Start of Given entries
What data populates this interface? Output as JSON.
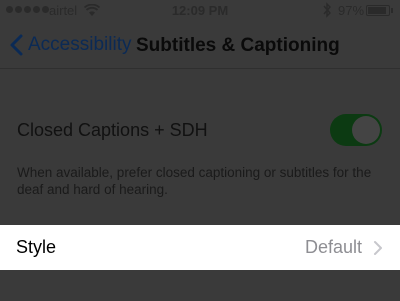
{
  "status_bar": {
    "carrier": "airtel",
    "time": "12:09 PM",
    "battery_percent": "97%",
    "battery_level": 0.97,
    "signal_icon": "signal-dots-icon",
    "wifi_icon": "wifi-icon",
    "bluetooth_icon": "bluetooth-icon",
    "battery_icon": "battery-icon"
  },
  "nav": {
    "back_label": "Accessibility",
    "title": "Subtitles & Captioning",
    "back_icon": "chevron-left-icon"
  },
  "closed_captions": {
    "label": "Closed Captions + SDH",
    "enabled": true,
    "footer": "When available, prefer closed captioning or subtitles for the deaf and hard of hearing."
  },
  "style": {
    "label": "Style",
    "value": "Default",
    "chevron_icon": "chevron-right-icon"
  },
  "colors": {
    "dim_overlay": "#3a3a3a",
    "highlight_row": "#ffffff",
    "toggle_on": "#0c3a12",
    "accent": "#0b2a55",
    "secondary_text": "#8e8e93"
  }
}
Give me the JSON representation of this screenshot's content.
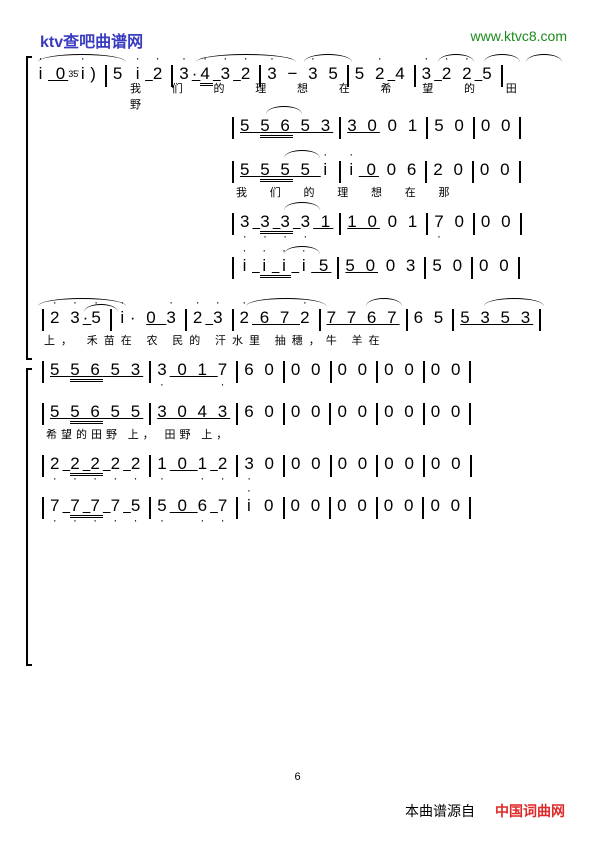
{
  "header": {
    "left": "ktv查吧曲谱网",
    "right": "www.ktvc8.com"
  },
  "footer": {
    "source_label": "本曲谱源自",
    "source_site": "中国词曲网",
    "page_number": "6"
  },
  "sys1_melody": {
    "m1": "i 0",
    "m1_grace": "3̇5̇",
    "m1b": "i )",
    "m2": "5 i 2̇",
    "m3": "3̇·4̇ 3̇ 2̇",
    "m4": "3̇  −  3̇  5",
    "m5": "5 2̇ 4",
    "m6": "3̇ 2̇ 2̇ 5"
  },
  "sys1_lyric": "我 们 的 理     想       在   希 望 的 田 野",
  "sys2": {
    "p1": {
      "m1": "5 5 6 5 3",
      "m2": "3 0 0 1",
      "m3": "5 0",
      "m4": "0  0"
    },
    "p2": {
      "m1": "5 5 5 5 i",
      "m2": "i 0 0 6",
      "m3": "2 0",
      "m4": "0  0"
    },
    "p2_lyric": "我 们 的 理    想    在 那",
    "p3": {
      "m1": "3 3 3 3 1",
      "m2": "1 0 0 1",
      "m3": "7 0",
      "m4": "0  0"
    },
    "p4": {
      "m1": "i i i i 5",
      "m2": "5 0 0 3",
      "m3": "5 0",
      "m4": "0  0"
    }
  },
  "sys3_melody": {
    "m1": "2̇   3̇·5̇",
    "m2": "i·   0 3̇",
    "m3": "2̇ 3̇",
    "m4": "2̇ 6 7 2̇",
    "m5": "7 7 6 7",
    "m6": "6  5",
    "m7": "5 3 5 3"
  },
  "sys3_lyric": "上，         禾苗在 农 民的 汗水里 抽穗，牛 羊在",
  "sys4": {
    "p1": {
      "m1": "5 5 6 5 3",
      "m2": "3 0 1 7",
      "m3": "6 0",
      "m4": "0  0",
      "m5": "0  0",
      "m6": "0 0",
      "m7": "0  0"
    },
    "p2": {
      "m1": "5 5 6 5 5",
      "m2": "3 0 4 3",
      "m3": "6 0",
      "m4": "0  0",
      "m5": "0  0",
      "m6": "0 0",
      "m7": "0  0"
    },
    "p2_lyric": "希望的田野 上， 田野 上，",
    "p3": {
      "m1": "2 2 2 2 2",
      "m2": "1 0 1 2",
      "m3": "3 0",
      "m4": "0  0",
      "m5": "0  0",
      "m6": "0 0",
      "m7": "0  0"
    },
    "p4": {
      "m1": "7 7 7 7 5",
      "m2": "5 0 6 7",
      "m3": "i 0",
      "m4": "0  0",
      "m5": "0  0",
      "m6": "0 0",
      "m7": "0  0"
    }
  }
}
End of Given entries
> [Goal of the exercise]
Find the lines that include the string "icon", then copy each of them.

> [Exercise solution]
    "signal_icon": "signal-dots-icon",
    "wifi_icon": "wifi-icon",
    "bluetooth_icon": "bluetooth-icon",
    "battery_icon": "battery-icon"
    "back_icon": "chevron-left-icon"
    "chevron_icon": "chevron-right-icon"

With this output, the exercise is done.